(Data excerpts)
# # # # # # #

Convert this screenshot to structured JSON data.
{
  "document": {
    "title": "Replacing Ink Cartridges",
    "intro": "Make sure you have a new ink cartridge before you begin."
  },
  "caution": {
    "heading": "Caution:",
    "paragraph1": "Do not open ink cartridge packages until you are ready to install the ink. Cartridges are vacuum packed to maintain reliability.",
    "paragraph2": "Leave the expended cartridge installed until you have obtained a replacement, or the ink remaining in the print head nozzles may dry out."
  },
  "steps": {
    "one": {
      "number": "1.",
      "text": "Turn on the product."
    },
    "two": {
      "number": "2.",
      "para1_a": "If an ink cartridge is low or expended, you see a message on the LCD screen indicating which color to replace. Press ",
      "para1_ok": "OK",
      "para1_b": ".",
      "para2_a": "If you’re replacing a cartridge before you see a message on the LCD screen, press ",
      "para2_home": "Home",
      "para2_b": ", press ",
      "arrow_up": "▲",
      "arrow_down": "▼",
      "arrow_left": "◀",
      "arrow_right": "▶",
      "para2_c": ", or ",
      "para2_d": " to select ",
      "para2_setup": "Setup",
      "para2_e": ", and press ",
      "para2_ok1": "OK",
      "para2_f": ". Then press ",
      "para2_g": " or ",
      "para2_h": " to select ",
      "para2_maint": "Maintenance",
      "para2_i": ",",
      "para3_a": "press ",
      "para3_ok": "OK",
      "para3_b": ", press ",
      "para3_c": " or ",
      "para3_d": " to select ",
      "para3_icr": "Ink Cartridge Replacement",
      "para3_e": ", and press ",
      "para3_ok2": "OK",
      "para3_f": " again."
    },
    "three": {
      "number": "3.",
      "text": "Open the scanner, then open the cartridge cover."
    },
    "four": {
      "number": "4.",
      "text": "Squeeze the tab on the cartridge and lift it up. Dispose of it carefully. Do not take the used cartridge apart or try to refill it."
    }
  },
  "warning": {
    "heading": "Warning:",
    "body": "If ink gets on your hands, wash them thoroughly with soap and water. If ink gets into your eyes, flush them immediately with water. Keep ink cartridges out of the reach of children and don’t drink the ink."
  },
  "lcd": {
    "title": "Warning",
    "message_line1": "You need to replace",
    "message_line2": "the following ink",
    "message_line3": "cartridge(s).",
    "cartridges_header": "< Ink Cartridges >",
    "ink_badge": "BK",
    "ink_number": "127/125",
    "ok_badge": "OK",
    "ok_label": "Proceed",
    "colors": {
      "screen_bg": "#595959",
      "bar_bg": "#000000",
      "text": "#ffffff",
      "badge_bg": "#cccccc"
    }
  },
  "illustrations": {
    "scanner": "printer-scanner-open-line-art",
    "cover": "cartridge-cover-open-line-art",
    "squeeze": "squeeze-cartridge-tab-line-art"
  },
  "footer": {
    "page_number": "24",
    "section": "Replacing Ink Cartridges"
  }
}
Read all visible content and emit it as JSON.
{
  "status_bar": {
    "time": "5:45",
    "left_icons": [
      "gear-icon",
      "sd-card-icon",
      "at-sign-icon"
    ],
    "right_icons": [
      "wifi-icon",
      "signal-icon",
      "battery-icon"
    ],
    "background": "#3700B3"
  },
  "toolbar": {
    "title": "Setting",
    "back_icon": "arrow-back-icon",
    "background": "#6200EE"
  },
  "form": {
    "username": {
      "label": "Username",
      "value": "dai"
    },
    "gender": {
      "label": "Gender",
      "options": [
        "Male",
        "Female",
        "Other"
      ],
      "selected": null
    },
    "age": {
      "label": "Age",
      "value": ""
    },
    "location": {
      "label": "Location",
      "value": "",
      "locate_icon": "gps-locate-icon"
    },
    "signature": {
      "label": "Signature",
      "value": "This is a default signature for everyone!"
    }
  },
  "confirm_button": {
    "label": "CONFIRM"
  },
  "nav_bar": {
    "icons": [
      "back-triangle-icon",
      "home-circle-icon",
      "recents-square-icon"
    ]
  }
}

# # # # # # #

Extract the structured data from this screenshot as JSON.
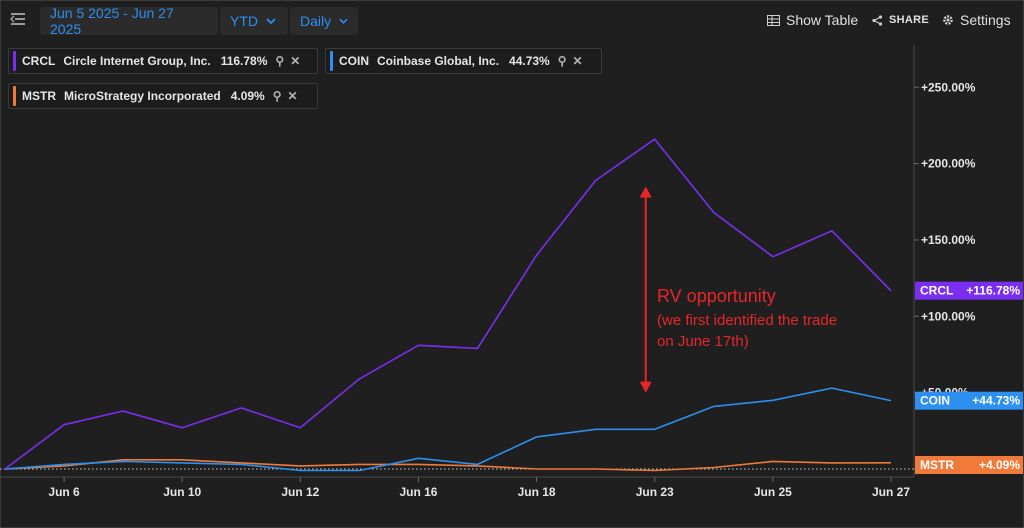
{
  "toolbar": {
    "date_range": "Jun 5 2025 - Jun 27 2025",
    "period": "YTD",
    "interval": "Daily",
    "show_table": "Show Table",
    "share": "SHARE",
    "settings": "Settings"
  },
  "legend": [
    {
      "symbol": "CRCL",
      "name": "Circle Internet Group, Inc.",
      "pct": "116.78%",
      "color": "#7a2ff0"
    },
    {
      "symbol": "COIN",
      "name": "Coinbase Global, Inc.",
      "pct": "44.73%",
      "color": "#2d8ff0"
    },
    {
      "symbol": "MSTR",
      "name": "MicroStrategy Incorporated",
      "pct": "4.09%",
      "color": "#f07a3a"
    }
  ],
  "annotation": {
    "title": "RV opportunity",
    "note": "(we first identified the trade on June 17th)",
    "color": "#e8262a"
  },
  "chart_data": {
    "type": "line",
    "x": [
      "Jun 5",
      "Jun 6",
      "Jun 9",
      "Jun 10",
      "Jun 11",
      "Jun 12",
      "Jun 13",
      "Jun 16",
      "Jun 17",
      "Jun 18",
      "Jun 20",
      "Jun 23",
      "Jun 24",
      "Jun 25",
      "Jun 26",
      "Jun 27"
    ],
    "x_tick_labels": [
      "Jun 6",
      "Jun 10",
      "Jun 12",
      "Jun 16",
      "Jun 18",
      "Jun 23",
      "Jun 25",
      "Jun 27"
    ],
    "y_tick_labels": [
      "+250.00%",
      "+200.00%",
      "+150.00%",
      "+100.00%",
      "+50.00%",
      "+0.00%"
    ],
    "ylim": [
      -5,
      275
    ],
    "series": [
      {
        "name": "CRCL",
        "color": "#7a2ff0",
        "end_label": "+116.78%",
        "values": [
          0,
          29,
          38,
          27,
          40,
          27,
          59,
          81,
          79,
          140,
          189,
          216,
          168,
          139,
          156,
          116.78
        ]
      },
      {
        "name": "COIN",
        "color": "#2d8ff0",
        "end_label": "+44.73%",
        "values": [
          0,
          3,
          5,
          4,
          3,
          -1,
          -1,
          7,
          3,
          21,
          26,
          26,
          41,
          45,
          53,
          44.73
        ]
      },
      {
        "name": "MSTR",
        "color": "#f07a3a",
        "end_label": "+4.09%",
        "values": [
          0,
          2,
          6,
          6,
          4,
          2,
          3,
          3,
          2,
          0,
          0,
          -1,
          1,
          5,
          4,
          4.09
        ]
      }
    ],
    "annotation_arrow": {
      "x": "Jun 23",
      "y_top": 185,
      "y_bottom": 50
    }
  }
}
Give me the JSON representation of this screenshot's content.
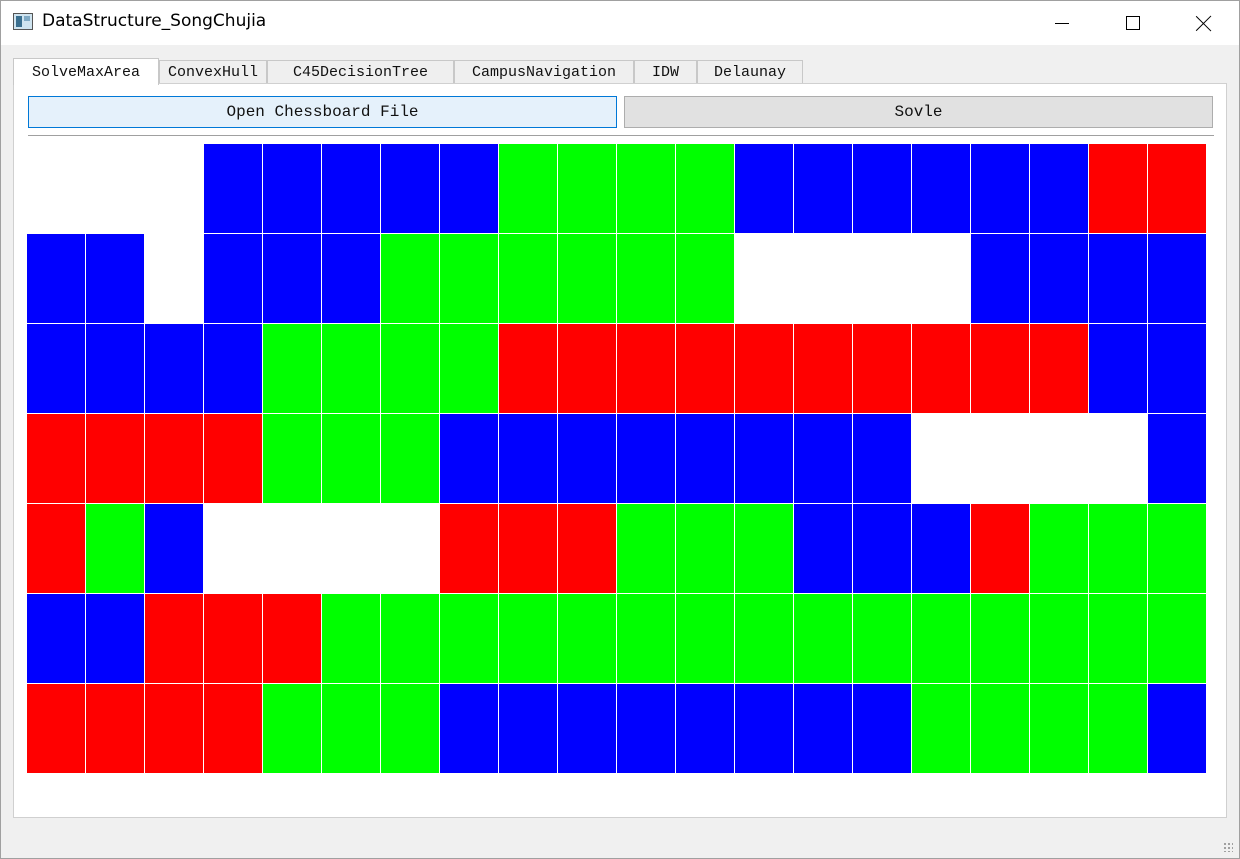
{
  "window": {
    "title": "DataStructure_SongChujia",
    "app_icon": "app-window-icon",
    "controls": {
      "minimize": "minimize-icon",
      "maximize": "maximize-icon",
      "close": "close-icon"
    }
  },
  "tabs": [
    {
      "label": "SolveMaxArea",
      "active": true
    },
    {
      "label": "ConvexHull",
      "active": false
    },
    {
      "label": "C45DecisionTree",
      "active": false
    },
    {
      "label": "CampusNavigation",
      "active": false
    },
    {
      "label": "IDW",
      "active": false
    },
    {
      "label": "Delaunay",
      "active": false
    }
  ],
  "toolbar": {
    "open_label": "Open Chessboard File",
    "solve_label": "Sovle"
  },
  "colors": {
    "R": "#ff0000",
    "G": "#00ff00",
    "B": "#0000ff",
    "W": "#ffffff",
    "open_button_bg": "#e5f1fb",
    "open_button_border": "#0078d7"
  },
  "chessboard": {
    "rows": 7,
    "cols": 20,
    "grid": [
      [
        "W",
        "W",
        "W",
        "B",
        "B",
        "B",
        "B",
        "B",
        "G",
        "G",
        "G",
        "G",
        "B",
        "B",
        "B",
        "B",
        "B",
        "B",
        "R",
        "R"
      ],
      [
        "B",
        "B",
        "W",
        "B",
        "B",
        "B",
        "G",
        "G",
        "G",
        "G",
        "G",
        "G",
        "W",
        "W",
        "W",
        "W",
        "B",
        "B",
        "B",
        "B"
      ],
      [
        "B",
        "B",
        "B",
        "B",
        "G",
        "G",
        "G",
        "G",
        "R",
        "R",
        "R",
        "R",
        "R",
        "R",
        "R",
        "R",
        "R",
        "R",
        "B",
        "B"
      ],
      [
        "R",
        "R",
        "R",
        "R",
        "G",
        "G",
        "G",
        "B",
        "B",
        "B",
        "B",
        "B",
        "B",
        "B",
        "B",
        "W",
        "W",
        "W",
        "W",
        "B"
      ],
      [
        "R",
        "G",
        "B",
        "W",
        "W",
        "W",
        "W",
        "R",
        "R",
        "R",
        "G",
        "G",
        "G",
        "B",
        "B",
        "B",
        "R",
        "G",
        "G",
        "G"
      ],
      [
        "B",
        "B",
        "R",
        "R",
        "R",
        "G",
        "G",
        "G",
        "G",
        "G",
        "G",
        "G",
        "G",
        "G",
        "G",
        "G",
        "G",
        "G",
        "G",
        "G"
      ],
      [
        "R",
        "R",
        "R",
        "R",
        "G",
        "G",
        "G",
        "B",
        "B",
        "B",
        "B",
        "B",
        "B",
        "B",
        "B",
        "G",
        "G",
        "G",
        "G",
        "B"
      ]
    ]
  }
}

# # # # # # #

■ **Given exercise**: Note every line above where the string "cover" shows up, and copy those lines.

■ **Response to the exercise**:
      "text": "Open the scanner, then open the cartridge cover."
    "cover": "cartridge-cover-open-line-art",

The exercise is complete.